● Supplied material

== == ==

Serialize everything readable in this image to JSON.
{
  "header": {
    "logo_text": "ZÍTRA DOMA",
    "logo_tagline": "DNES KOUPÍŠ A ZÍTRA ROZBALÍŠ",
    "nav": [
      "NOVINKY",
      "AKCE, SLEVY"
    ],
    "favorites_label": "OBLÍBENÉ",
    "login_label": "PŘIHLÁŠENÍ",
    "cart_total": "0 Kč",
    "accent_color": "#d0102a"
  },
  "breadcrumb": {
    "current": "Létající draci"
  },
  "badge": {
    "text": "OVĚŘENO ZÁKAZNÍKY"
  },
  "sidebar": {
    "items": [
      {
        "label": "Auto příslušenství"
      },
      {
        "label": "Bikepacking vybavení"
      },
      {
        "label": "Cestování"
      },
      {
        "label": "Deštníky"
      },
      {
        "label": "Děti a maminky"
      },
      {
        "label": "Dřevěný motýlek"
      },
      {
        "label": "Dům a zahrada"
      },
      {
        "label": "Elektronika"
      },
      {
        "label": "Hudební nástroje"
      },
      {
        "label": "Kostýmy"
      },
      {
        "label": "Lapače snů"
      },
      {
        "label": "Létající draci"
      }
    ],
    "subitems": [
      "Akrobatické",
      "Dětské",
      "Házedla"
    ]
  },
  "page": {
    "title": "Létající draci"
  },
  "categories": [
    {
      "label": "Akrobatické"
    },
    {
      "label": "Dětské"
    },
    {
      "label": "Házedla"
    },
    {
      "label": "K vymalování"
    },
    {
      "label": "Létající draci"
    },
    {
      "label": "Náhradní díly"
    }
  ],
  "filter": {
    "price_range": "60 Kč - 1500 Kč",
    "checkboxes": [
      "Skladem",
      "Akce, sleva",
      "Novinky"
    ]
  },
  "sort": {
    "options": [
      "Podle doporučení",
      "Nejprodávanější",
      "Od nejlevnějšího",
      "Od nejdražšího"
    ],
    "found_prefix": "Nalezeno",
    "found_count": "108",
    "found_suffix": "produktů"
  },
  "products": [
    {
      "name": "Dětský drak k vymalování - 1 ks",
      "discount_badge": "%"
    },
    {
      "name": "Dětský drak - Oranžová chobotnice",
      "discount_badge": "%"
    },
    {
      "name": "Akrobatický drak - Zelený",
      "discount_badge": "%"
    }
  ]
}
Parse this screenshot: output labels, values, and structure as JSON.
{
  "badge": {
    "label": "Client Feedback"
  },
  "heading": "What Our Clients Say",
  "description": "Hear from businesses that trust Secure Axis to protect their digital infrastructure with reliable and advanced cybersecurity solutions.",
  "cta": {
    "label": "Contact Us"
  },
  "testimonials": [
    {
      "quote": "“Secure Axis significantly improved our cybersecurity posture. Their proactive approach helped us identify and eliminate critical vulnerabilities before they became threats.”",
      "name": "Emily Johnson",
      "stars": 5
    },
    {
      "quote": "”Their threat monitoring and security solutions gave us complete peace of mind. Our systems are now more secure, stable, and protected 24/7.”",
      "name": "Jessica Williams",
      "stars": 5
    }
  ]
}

== == ==

● Description of the task
How many lines of these entries contain the string "JSON"? Reply with the number alone.

● Reply to the task
2